▶ **REQUEST**
Take the line that has "Give me a plain-text" in it and every line after it to the end of the entries, and reproduce them exactly.

▶ **INFORMATION PROVIDED**
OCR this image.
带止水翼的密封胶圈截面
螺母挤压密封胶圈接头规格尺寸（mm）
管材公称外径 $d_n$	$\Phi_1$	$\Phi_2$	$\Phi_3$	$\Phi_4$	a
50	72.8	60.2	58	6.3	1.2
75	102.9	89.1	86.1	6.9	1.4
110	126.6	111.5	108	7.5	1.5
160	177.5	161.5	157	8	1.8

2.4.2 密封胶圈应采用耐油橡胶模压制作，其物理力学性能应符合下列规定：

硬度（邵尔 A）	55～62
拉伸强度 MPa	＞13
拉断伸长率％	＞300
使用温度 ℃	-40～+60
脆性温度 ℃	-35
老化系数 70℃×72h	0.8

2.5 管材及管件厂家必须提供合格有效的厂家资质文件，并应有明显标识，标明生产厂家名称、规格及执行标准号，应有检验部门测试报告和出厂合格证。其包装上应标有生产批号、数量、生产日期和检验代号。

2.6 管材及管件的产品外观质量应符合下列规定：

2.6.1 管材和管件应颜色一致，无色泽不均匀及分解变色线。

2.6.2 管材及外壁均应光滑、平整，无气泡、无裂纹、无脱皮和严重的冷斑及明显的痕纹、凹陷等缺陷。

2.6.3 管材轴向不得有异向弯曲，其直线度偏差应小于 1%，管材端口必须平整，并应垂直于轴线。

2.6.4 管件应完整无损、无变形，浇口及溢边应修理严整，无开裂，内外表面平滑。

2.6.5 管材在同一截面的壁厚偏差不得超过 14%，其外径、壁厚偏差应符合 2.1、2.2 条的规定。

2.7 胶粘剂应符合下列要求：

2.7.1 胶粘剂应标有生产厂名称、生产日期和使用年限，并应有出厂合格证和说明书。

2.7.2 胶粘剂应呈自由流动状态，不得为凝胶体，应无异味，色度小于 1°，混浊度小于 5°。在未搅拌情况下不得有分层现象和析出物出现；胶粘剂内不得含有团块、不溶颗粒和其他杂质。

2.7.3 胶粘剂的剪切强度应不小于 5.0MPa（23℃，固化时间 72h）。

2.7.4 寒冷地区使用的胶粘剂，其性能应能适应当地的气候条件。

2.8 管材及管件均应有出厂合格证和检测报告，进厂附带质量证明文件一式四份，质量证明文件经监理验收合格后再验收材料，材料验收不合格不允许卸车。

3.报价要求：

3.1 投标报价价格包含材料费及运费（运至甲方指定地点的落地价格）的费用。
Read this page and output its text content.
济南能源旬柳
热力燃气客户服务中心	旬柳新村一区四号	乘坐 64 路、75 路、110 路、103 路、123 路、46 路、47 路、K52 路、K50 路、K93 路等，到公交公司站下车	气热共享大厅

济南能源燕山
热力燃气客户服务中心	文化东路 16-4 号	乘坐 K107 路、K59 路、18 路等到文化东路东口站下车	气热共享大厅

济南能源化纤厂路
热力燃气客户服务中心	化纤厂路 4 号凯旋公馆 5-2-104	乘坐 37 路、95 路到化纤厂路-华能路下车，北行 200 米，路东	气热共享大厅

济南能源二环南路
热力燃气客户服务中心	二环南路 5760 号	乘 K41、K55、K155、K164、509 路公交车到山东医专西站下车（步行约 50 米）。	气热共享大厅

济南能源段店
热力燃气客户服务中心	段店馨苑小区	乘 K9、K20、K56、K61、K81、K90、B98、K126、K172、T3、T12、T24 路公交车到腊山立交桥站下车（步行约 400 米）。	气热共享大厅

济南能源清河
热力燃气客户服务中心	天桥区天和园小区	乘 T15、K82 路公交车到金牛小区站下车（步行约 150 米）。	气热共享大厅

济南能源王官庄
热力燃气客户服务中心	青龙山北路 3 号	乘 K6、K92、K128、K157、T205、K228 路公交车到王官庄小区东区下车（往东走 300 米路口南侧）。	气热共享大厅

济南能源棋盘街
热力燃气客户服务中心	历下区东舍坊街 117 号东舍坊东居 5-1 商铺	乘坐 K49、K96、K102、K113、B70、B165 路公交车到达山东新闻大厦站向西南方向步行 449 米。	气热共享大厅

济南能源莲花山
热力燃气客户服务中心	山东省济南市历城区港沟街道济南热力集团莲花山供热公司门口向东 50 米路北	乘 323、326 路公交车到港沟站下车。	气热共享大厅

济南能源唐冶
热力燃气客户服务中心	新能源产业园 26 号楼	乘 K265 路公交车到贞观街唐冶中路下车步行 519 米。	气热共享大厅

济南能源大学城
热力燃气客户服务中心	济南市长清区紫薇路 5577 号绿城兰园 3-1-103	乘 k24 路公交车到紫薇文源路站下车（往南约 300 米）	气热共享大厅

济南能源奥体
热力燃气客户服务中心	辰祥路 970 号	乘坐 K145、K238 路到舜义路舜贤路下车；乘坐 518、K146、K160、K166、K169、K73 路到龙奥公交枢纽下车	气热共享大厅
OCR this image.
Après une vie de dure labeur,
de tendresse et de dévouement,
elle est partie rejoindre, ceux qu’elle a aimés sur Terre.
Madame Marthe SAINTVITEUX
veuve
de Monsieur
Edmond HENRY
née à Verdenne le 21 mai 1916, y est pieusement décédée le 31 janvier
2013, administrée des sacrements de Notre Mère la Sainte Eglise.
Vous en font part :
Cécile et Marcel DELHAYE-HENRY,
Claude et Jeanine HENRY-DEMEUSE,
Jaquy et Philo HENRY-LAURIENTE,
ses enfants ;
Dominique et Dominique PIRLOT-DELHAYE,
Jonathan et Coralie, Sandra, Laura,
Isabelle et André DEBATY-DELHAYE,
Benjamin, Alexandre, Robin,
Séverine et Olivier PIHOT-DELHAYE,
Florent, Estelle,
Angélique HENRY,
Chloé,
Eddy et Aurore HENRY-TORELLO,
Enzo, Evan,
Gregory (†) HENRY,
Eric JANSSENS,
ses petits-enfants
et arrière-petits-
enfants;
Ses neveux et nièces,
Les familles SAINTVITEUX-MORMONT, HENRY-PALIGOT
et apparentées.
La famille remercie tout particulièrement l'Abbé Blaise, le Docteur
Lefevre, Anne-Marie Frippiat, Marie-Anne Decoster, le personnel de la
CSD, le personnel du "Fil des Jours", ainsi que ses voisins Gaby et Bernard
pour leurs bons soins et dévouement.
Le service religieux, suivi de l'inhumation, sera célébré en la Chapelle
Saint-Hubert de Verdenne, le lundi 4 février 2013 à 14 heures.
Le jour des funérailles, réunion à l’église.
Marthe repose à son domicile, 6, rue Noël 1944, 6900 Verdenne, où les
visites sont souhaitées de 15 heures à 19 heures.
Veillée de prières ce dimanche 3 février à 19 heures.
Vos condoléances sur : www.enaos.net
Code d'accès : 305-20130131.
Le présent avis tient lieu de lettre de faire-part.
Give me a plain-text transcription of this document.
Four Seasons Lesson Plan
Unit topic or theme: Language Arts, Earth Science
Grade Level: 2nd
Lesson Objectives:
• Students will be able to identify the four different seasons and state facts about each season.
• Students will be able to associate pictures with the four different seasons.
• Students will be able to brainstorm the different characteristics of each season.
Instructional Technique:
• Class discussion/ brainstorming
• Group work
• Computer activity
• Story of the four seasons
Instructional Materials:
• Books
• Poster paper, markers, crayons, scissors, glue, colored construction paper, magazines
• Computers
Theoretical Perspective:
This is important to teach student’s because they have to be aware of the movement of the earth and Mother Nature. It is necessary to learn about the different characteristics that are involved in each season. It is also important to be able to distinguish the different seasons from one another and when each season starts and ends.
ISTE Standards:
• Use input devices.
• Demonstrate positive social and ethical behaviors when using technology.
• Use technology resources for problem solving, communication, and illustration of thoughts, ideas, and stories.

▶ **RESPONSE**
Give me a plain-text transcription of this document.
Four Seasons Lesson Plan
Unit topic or theme: Language Arts, Earth Science
Grade Level: 2nd
Lesson Objectives:
• Students will be able to identify the four different seasons and state facts about each season.
• Students will be able to associate pictures with the four different seasons.
• Students will be able to brainstorm the different characteristics of each season.
Instructional Technique:
• Class discussion/ brainstorming
• Group work
• Computer activity
• Story of the four seasons
Instructional Materials:
• Books
• Poster paper, markers, crayons, scissors, glue, colored construction paper, magazines
• Computers
Theoretical Perspective:
This is important to teach student’s because they have to be aware of the movement of the earth and Mother Nature. It is necessary to learn about the different characteristics that are involved in each season. It is also important to be able to distinguish the different seasons from one another and when each season starts and ends.
ISTE Standards:
• Use input devices.
• Demonstrate positive social and ethical behaviors when using technology.
• Use technology resources for problem solving, communication, and illustration of thoughts, ideas, and stories.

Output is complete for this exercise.